Track down each line that has the word "گذاری" and copy it.

▶ [DATA SUPPLIED]:
----------

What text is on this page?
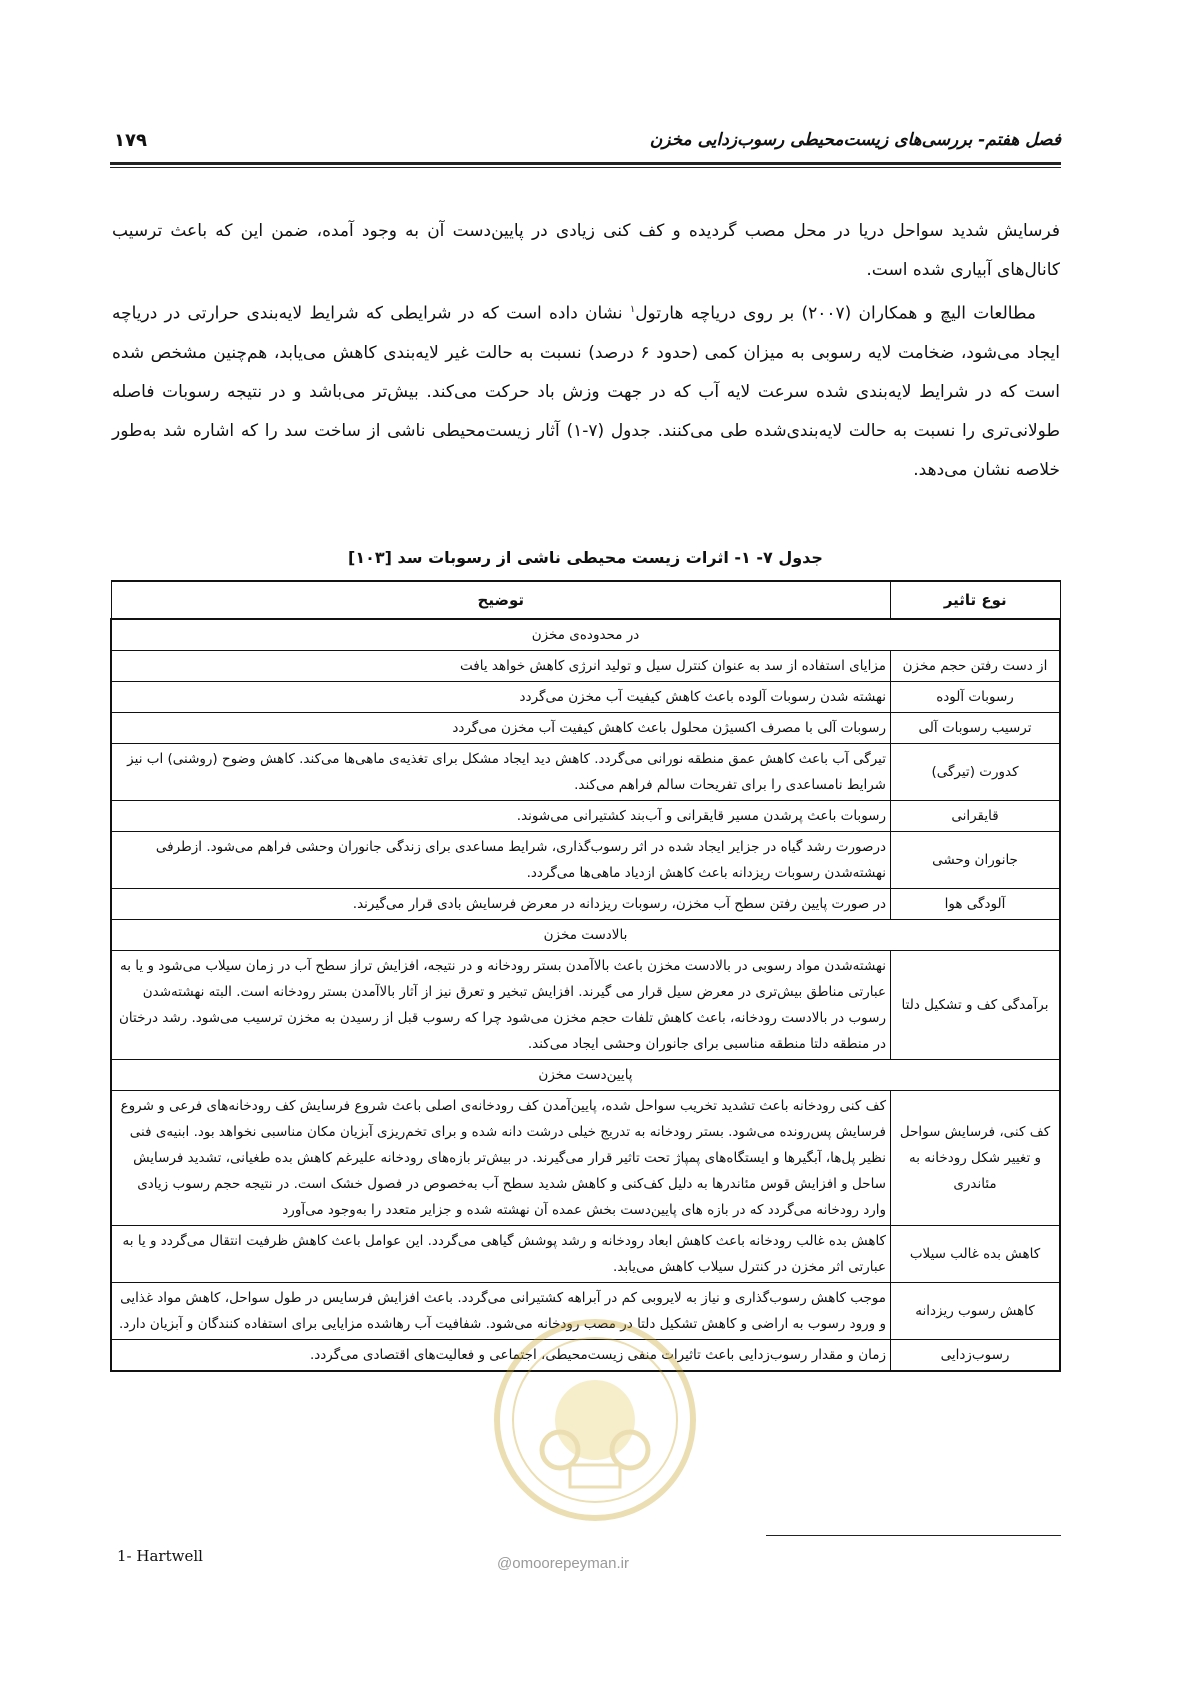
فصل هفتم- بررسی‌های زیست‌محیطی رسوب‌زدایی مخزن
۱۷۹

فرسایش شدید سواحل دریا در محل مصب گردیده و کف کنی زیادی در پایین‌دست آن به وجود آمده، ضمن این که باعث ترسیب کانال‌های آبیاری شده است.

مطالعات الیچ و همکاران (۲۰۰۷) بر روی دریاچه هارتول$^۱$ نشان داده است که در شرایطی که شرایط لایه‌بندی حرارتی در دریاچه ایجاد می‌شود، ضخامت لایه رسوبی به میزان کمی (حدود ۶ درصد) نسبت به حالت غیر لایه‌بندی کاهش می‌یابد، هم‌چنین مشخص شده است که در شرایط لایه‌بندی شده سرعت لایه آب که در جهت وزش باد حرکت می‌کند. بیش‌تر می‌باشد و در نتیجه رسوبات فاصله طولانی‌تری را نسبت به حالت لایه‌بندی‌شده طی می‌کنند. جدول (۷-۱) آثار زیست‌محیطی ناشی از ساخت سد را که اشاره شد به‌طور خلاصه نشان می‌دهد.

جدول ۷- ۱- اثرات زیست محیطی ناشی از رسوبات سد [۱۰۳]
نوع تاثیر	توضیح
در محدوده‌ی مخزن	
از دست رفتن حجم مخزن	مزایای استفاده از سد به عنوان کنترل سیل و تولید انرژی کاهش خواهد یافت
رسوبات آلوده	نهشته شدن رسوبات آلوده باعث کاهش کیفیت آب مخزن می‌گردد
ترسیب رسوبات آلی	رسوبات آلی با مصرف اکسیژن محلول باعث کاهش کیفیت آب مخزن می‌گردد
کدورت (تیرگی)	تیرگی آب باعث کاهش عمق منطقه نورانی می‌گردد. کاهش دید ایجاد مشکل برای تغذیه‌ی ماهی‌ها می‌کند. کاهش وضوح (روشنی) اب نیز شرایط نامساعدی را برای تفریحات سالم فراهم می‌کند.
قایقرانی	رسوبات باعث پرشدن مسیر قایقرانی و آب‌بند کشتیرانی می‌شوند.
جانوران وحشی	درصورت رشد گیاه در جزایر ایجاد شده در اثر رسوب‌گذاری، شرایط مساعدی برای زندگی جانوران وحشی فراهم می‌شود. ازطرفی نهشته‌شدن رسوبات ریزدانه باعث کاهش ازدیاد ماهی‌ها می‌گردد.
آلودگی هوا	در صورت پایین رفتن سطح آب مخزن، رسوبات ریزدانه در معرض فرسایش بادی قرار می‌گیرند.
بالادست مخزن	
برآمدگی کف و تشکیل دلتا	نهشته‌شدن مواد رسوبی در بالادست مخزن باعث بالاآمدن بستر رودخانه و در نتیجه، افزایش تراز سطح آب در زمان سیلاب می‌شود و یا به عبارتی مناطق بیش‌تری در معرض سیل قرار می گیرند. افزایش تبخیر و تعرق نیز از آثار بالاآمدن بستر رودخانه است. البته نهشته‌شدن رسوب در بالادست رودخانه، باعث کاهش تلفات حجم مخزن می‌شود چرا که رسوب قبل از رسیدن به مخزن ترسیب می‌شود. رشد درختان در منطقه دلتا منطقه مناسبی برای جانوران وحشی ایجاد می‌کند.
پایین‌دست مخزن	
کف کنی، فرسایش سواحل و تغییر شکل رودخانه به مئاندری	کف کنی رودخانه باعث تشدید تخریب سواحل شده، پایین‌آمدن کف رودخانه‌ی اصلی باعث شروع فرسایش کف رودخانه‌های فرعی و شروع فرسایش پس‌رونده می‌شود. بستر رودخانه به تدریج خیلی درشت دانه شده و برای تخم‌ریزی آبزیان مکان مناسبی نخواهد بود. ابنیه‌ی فنی نظیر پل‌ها، آبگیرها و ایستگاه‌های پمپاژ تحت تاثیر قرار می‌گیرند. در بیش‌تر بازه‌های رودخانه علیرغم کاهش بده طغیانی، تشدید فرسایش ساحل و افزایش قوس مئاندرها به دلیل کف‌کنی و کاهش شدید سطح آب به‌خصوص در فصول خشک است. در نتیجه حجم رسوب زیادی وارد رودخانه می‌گردد که در بازه های پایین‌دست بخش عمده آن نهشته شده و جزایر متعدد را به‌وجود می‌آورد
کاهش بده غالب سیلاب	کاهش بده غالب رودخانه باعث کاهش ابعاد رودخانه و رشد پوشش گیاهی می‌گردد. این عوامل باعث کاهش ظرفیت انتقال می‌گردد و یا به عبارتی اثر مخزن در کنترل سیلاب کاهش می‌یابد.
کاهش رسوب ریزدانه	موجب کاهش رسوب‌گذاری و نیاز به لایروبی کم در آبراهه کشتیرانی می‌گردد. باعث افزایش فرسایس در طول سواحل، کاهش مواد غذایی و ورود رسوب به اراضی و کاهش تشکیل دلتا در مصب رودخانه می‌شود. شفافیت آب رهاشده مزایایی برای استفاده کنندگان و آبزیان دارد.
رسوب‌زدایی	زمان و مقدار رسوب‌زدایی باعث تاثیرات منفی زیست‌محیطی، اجتماعی و فعالیت‌های اقتصادی می‌گردد.
@omoorepeyman.ir
1- Hartwell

----------

▶ [COMPLETE ANSWER]:
جانوران وحشی	درصورت رشد گیاه در جزایر ایجاد شده در اثر رسوب‌گذاری، شرایط مساعدی برای زندگی جانوران وحشی فراهم می‌شود. ازطرفی نهشته‌شدن رسوبات ریزدانه باعث کاهش ازدیاد ماهی‌ها می‌گردد.
کاهش رسوب ریزدانه	موجب کاهش رسوب‌گذاری و نیاز به لایروبی کم در آبراهه کشتیرانی می‌گردد. باعث افزایش فرسایس در طول سواحل، کاهش مواد غذایی و ورود رسوب به اراضی و کاهش تشکیل دلتا در مصب رودخانه می‌شود. شفافیت آب رهاشده مزایایی برای استفاده کنندگان و آبزیان دارد.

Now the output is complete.